-- START THE RECORDS --

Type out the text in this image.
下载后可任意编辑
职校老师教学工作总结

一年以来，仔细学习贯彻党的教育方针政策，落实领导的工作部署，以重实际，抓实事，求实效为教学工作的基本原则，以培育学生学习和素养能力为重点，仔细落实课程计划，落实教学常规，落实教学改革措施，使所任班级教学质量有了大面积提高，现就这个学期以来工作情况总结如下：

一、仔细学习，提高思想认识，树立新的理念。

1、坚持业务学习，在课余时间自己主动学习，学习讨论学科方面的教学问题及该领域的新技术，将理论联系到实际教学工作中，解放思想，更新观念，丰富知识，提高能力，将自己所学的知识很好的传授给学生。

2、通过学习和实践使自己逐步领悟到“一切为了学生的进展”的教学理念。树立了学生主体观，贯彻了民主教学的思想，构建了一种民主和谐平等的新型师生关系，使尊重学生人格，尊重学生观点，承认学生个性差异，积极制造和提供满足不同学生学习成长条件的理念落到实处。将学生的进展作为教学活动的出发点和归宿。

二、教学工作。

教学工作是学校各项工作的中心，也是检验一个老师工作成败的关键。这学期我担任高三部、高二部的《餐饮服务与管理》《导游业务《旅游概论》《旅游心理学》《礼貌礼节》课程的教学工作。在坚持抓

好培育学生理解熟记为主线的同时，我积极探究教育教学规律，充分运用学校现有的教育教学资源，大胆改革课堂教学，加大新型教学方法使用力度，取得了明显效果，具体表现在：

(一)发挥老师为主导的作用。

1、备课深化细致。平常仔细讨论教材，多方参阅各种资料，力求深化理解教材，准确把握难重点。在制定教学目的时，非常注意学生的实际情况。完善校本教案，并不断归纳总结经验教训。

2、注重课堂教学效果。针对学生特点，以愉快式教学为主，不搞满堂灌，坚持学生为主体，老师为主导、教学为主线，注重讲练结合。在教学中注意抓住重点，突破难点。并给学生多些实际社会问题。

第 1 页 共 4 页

-- END THE RECORDS --

- _STATED PROBLEM_: Set down each entry again, unchanged.

- _REPLY_:
Type out the text in this image.
下载后可任意编辑
职校老师教学工作总结

一年以来，仔细学习贯彻党的教育方针政策，落实领导的工作部署，以重实际，抓实事，求实效为教学工作的基本原则，以培育学生学习和素养能力为重点，仔细落实课程计划，落实教学常规，落实教学改革措施，使所任班级教学质量有了大面积提高，现就这个学期以来工作情况总结如下：

一、仔细学习，提高思想认识，树立新的理念。

1、坚持业务学习，在课余时间自己主动学习，学习讨论学科方面的教学问题及该领域的新技术，将理论联系到实际教学工作中，解放思想，更新观念，丰富知识，提高能力，将自己所学的知识很好的传授给学生。

2、通过学习和实践使自己逐步领悟到“一切为了学生的进展”的教学理念。树立了学生主体观，贯彻了民主教学的思想，构建了一种民主和谐平等的新型师生关系，使尊重学生人格，尊重学生观点，承认学生个性差异，积极制造和提供满足不同学生学习成长条件的理念落到实处。将学生的进展作为教学活动的出发点和归宿。

二、教学工作。

教学工作是学校各项工作的中心，也是检验一个老师工作成败的关键。这学期我担任高三部、高二部的《餐饮服务与管理》《导游业务《旅游概论》《旅游心理学》《礼貌礼节》课程的教学工作。在坚持抓

好培育学生理解熟记为主线的同时，我积极探究教育教学规律，充分运用学校现有的教育教学资源，大胆改革课堂教学，加大新型教学方法使用力度，取得了明显效果，具体表现在：

(一)发挥老师为主导的作用。

1、备课深化细致。平常仔细讨论教材，多方参阅各种资料，力求深化理解教材，准确把握难重点。在制定教学目的时，非常注意学生的实际情况。完善校本教案，并不断归纳总结经验教训。

2、注重课堂教学效果。针对学生特点，以愉快式教学为主，不搞满堂灌，坚持学生为主体，老师为主导、教学为主线，注重讲练结合。在教学中注意抓住重点，突破难点。并给学生多些实际社会问题。

第 1 页 共 4 页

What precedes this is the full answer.